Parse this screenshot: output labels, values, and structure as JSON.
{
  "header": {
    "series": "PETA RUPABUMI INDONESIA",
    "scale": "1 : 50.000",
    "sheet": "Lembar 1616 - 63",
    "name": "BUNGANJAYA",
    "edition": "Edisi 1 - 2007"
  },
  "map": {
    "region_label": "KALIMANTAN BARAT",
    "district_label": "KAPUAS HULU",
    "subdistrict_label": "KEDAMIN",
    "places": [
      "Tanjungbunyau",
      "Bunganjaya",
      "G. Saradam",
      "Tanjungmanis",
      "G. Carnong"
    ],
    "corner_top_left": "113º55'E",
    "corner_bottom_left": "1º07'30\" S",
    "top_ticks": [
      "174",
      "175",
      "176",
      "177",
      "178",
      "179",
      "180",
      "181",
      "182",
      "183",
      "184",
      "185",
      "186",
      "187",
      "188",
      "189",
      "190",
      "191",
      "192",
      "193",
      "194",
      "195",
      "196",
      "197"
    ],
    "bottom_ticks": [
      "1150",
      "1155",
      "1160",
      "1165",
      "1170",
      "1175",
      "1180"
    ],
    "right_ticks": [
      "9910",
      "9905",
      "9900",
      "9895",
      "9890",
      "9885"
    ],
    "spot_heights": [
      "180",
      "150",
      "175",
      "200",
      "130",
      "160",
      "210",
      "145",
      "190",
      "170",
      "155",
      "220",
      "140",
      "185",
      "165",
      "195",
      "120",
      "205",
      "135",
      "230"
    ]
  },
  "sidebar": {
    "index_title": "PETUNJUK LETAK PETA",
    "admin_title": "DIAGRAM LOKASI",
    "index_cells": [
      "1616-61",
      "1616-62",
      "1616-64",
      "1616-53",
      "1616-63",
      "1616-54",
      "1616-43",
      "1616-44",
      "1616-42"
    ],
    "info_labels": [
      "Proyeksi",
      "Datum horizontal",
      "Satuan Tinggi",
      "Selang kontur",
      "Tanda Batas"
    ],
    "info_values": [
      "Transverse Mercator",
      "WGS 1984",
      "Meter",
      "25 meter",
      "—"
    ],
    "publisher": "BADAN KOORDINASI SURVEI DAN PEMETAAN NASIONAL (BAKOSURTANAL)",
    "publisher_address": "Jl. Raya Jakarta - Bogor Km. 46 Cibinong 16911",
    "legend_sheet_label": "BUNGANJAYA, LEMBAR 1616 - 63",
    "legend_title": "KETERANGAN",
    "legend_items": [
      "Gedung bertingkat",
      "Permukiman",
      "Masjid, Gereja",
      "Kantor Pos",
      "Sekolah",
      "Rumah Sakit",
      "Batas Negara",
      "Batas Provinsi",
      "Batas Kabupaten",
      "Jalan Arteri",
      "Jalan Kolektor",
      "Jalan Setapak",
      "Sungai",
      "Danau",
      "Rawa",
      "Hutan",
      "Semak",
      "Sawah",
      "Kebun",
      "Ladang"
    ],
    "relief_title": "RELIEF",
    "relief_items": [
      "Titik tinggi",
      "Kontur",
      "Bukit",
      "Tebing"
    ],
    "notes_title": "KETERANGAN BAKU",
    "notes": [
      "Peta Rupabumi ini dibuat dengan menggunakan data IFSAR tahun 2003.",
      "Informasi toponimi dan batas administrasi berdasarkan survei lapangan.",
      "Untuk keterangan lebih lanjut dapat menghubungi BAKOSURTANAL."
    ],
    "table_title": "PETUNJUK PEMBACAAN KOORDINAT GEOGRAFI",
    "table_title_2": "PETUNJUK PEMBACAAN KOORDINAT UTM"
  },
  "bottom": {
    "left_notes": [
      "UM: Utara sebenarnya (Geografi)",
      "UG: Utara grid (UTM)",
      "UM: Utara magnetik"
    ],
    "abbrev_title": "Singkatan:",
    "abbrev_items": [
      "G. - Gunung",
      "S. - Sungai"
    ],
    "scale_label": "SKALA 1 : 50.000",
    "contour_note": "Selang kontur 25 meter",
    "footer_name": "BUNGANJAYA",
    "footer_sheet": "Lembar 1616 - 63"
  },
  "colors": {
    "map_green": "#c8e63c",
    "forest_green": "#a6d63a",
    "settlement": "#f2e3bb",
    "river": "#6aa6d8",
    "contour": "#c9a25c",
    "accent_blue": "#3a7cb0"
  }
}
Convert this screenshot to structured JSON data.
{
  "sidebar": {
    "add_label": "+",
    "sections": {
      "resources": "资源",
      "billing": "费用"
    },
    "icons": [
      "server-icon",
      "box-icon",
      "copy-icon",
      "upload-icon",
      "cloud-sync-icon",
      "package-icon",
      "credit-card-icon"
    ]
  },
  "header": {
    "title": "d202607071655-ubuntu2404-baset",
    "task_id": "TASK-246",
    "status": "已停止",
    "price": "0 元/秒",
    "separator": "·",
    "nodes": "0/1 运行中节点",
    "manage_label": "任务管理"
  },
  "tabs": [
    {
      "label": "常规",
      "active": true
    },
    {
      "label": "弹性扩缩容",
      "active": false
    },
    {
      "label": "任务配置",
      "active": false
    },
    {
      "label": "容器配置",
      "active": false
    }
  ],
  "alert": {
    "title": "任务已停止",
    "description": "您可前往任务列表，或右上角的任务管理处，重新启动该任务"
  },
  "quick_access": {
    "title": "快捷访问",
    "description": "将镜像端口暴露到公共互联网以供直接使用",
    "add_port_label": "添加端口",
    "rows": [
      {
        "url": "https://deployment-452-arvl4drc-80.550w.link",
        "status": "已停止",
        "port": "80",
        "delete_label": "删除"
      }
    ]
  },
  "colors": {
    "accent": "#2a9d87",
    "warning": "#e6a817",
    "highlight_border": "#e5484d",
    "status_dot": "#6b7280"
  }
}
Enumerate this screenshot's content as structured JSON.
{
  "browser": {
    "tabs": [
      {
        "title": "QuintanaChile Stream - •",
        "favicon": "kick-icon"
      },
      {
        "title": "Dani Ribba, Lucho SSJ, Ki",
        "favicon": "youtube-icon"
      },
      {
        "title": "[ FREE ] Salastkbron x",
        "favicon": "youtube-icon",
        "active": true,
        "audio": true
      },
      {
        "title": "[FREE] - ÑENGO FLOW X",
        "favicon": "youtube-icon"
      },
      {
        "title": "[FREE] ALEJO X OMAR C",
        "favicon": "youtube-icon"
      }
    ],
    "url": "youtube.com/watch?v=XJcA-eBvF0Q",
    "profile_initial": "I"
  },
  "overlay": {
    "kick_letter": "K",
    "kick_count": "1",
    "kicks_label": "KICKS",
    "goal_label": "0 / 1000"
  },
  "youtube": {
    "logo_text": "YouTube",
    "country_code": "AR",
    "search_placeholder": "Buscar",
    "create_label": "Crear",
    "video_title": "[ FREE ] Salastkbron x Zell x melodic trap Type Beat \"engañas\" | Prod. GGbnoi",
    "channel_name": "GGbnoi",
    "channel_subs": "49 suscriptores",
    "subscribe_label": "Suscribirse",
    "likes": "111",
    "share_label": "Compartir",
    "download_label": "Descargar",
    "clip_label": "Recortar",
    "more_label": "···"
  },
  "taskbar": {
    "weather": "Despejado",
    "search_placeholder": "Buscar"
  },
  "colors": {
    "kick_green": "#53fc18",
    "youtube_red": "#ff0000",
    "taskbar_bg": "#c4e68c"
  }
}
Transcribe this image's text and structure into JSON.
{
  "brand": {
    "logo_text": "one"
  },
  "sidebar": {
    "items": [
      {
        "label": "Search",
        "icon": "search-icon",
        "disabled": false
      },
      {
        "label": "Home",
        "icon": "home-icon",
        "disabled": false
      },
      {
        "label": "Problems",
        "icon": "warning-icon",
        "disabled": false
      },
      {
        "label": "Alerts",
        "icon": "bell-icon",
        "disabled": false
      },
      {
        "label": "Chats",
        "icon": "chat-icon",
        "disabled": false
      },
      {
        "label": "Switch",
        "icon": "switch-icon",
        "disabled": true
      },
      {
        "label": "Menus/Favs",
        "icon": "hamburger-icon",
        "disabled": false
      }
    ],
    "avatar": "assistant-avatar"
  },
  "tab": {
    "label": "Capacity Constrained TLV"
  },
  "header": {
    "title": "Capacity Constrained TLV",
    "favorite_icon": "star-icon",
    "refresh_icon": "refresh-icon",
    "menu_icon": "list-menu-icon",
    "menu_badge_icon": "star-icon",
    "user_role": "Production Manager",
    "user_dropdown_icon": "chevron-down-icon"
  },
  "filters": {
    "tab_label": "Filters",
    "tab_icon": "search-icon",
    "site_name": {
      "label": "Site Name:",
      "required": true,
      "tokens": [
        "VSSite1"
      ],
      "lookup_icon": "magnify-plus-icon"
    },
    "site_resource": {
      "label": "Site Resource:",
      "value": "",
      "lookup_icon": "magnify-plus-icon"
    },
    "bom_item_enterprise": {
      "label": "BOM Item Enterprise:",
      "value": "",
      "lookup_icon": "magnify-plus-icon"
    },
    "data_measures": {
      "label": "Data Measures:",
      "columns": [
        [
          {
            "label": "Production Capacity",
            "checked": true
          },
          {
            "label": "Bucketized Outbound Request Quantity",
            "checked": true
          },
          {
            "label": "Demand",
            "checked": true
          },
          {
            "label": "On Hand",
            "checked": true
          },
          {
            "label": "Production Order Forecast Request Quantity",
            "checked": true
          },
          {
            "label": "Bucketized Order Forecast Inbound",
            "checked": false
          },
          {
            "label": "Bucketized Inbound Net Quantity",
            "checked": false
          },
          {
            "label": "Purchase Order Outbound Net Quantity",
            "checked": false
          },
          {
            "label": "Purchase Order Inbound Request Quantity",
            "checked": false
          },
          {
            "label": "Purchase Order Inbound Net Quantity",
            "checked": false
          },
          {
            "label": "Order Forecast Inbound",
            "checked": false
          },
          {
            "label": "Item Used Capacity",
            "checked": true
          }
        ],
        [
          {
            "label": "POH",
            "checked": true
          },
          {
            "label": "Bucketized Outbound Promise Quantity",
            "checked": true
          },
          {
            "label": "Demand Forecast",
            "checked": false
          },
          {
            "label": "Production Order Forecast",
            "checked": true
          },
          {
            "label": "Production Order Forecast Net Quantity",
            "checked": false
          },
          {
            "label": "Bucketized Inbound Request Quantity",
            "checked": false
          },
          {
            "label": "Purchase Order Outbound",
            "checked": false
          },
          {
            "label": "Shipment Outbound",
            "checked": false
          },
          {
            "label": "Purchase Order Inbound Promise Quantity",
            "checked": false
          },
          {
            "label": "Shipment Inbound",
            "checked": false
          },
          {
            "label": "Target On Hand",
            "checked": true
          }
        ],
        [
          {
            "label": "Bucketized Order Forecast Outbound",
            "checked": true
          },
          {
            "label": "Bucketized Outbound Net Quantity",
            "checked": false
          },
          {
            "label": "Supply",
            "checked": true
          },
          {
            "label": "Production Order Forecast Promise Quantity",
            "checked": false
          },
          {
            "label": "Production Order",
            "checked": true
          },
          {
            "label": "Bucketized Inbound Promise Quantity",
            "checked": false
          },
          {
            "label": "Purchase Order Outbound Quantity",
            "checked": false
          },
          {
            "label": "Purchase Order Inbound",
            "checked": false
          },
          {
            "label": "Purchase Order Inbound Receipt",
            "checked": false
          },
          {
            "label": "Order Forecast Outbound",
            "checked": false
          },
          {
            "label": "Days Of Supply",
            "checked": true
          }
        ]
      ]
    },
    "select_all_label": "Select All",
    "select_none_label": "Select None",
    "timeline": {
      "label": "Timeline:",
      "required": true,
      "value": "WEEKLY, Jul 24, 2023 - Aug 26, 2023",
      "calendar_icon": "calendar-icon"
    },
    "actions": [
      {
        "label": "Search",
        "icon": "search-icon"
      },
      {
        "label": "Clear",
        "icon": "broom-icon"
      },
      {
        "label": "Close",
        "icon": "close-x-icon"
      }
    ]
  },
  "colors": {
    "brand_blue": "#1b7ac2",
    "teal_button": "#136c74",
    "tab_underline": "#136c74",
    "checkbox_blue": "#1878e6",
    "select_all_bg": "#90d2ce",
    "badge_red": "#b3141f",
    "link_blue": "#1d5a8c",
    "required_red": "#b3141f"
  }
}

→ Exercise objective: Using the records above, gather all lines where the string "Demand" is present.

→ Result for this exercise:
            "label": "Demand",
            "label": "Demand Forecast",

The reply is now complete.